• [WRITTEN PROBLEM]: Output the data exactly, with every line intact.
○ ○ ○ ○ ○
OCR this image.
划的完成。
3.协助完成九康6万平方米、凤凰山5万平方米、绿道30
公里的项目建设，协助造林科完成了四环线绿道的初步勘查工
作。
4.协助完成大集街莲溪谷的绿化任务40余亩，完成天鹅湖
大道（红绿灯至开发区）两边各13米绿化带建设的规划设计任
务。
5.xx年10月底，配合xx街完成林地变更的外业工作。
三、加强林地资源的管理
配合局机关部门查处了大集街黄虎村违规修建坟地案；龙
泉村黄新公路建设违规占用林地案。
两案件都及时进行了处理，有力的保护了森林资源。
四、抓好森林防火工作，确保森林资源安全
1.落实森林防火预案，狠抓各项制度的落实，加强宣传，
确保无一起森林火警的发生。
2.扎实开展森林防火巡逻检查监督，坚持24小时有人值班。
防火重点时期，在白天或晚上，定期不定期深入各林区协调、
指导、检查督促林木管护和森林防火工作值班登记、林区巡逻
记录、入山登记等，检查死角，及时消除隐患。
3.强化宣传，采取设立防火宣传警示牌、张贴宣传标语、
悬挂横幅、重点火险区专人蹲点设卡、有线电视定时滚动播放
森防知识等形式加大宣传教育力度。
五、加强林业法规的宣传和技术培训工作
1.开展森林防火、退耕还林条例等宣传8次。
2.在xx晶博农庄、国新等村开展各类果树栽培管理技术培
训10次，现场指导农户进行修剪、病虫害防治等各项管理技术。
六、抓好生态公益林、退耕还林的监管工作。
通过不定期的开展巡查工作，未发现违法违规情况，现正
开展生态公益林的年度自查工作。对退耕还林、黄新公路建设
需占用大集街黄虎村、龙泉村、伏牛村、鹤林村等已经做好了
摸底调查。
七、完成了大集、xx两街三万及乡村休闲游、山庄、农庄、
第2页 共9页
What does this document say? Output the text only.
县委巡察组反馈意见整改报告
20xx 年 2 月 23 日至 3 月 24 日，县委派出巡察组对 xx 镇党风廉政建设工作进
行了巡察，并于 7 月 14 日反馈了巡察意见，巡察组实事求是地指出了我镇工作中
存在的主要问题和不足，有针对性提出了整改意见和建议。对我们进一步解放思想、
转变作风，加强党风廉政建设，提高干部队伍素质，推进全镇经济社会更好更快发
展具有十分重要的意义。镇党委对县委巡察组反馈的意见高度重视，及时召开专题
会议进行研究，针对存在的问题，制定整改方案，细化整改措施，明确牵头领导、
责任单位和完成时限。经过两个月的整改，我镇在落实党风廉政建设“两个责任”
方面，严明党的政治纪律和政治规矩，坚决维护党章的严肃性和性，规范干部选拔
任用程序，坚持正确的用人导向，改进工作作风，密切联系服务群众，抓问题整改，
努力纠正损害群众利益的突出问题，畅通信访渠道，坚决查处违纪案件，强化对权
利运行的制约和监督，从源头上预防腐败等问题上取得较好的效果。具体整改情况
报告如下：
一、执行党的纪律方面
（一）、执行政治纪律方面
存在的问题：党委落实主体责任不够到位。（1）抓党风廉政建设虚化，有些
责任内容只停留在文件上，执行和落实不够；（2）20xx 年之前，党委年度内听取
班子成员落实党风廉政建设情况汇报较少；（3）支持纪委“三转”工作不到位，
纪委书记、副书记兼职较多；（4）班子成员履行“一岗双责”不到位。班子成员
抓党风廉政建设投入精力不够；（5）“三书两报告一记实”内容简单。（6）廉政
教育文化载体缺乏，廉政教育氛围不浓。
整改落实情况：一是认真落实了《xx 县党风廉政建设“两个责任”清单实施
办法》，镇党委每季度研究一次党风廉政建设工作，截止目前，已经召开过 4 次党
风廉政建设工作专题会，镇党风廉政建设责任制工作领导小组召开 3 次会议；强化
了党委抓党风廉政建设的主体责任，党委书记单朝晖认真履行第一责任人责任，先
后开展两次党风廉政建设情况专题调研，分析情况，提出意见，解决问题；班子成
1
○ ○ ○ ○ ○
• [SOLVED PROBLEM]:
OCR this image.
划的完成。
3.协助完成九康6万平方米、凤凰山5万平方米、绿道30
公里的项目建设，协助造林科完成了四环线绿道的初步勘查工
作。
4.协助完成大集街莲溪谷的绿化任务40余亩，完成天鹅湖
大道（红绿灯至开发区）两边各13米绿化带建设的规划设计任
务。
5.xx年10月底，配合xx街完成林地变更的外业工作。
三、加强林地资源的管理
配合局机关部门查处了大集街黄虎村违规修建坟地案；龙
泉村黄新公路建设违规占用林地案。
两案件都及时进行了处理，有力的保护了森林资源。
四、抓好森林防火工作，确保森林资源安全
1.落实森林防火预案，狠抓各项制度的落实，加强宣传，
确保无一起森林火警的发生。
2.扎实开展森林防火巡逻检查监督，坚持24小时有人值班。
防火重点时期，在白天或晚上，定期不定期深入各林区协调、
指导、检查督促林木管护和森林防火工作值班登记、林区巡逻
记录、入山登记等，检查死角，及时消除隐患。
3.强化宣传，采取设立防火宣传警示牌、张贴宣传标语、
悬挂横幅、重点火险区专人蹲点设卡、有线电视定时滚动播放
森防知识等形式加大宣传教育力度。
五、加强林业法规的宣传和技术培训工作
1.开展森林防火、退耕还林条例等宣传8次。
2.在xx晶博农庄、国新等村开展各类果树栽培管理技术培
训10次，现场指导农户进行修剪、病虫害防治等各项管理技术。
六、抓好生态公益林、退耕还林的监管工作。
通过不定期的开展巡查工作，未发现违法违规情况，现正
开展生态公益林的年度自查工作。对退耕还林、黄新公路建设
需占用大集街黄虎村、龙泉村、伏牛村、鹤林村等已经做好了
摸底调查。
七、完成了大集、xx两街三万及乡村休闲游、山庄、农庄、
第2页 共9页
What does this document say? Output the text only.
县委巡察组反馈意见整改报告
20xx 年 2 月 23 日至 3 月 24 日，县委派出巡察组对 xx 镇党风廉政建设工作进
行了巡察，并于 7 月 14 日反馈了巡察意见，巡察组实事求是地指出了我镇工作中
存在的主要问题和不足，有针对性提出了整改意见和建议。对我们进一步解放思想、
转变作风，加强党风廉政建设，提高干部队伍素质，推进全镇经济社会更好更快发
展具有十分重要的意义。镇党委对县委巡察组反馈的意见高度重视，及时召开专题
会议进行研究，针对存在的问题，制定整改方案，细化整改措施，明确牵头领导、
责任单位和完成时限。经过两个月的整改，我镇在落实党风廉政建设“两个责任”
方面，严明党的政治纪律和政治规矩，坚决维护党章的严肃性和性，规范干部选拔
任用程序，坚持正确的用人导向，改进工作作风，密切联系服务群众，抓问题整改，
努力纠正损害群众利益的突出问题，畅通信访渠道，坚决查处违纪案件，强化对权
利运行的制约和监督，从源头上预防腐败等问题上取得较好的效果。具体整改情况
报告如下：
一、执行党的纪律方面
（一）、执行政治纪律方面
存在的问题：党委落实主体责任不够到位。（1）抓党风廉政建设虚化，有些
责任内容只停留在文件上，执行和落实不够；（2）20xx 年之前，党委年度内听取
班子成员落实党风廉政建设情况汇报较少；（3）支持纪委“三转”工作不到位，
纪委书记、副书记兼职较多；（4）班子成员履行“一岗双责”不到位。班子成员
抓党风廉政建设投入精力不够；（5）“三书两报告一记实”内容简单。（6）廉政
教育文化载体缺乏，廉政教育氛围不浓。
整改落实情况：一是认真落实了《xx 县党风廉政建设“两个责任”清单实施
办法》，镇党委每季度研究一次党风廉政建设工作，截止目前，已经召开过 4 次党
风廉政建设工作专题会，镇党风廉政建设责任制工作领导小组召开 3 次会议；强化
了党委抓党风廉政建设的主体责任，党委书记单朝晖认真履行第一责任人责任，先
后开展两次党风廉政建设情况专题调研，分析情况，提出意见，解决问题；班子成
1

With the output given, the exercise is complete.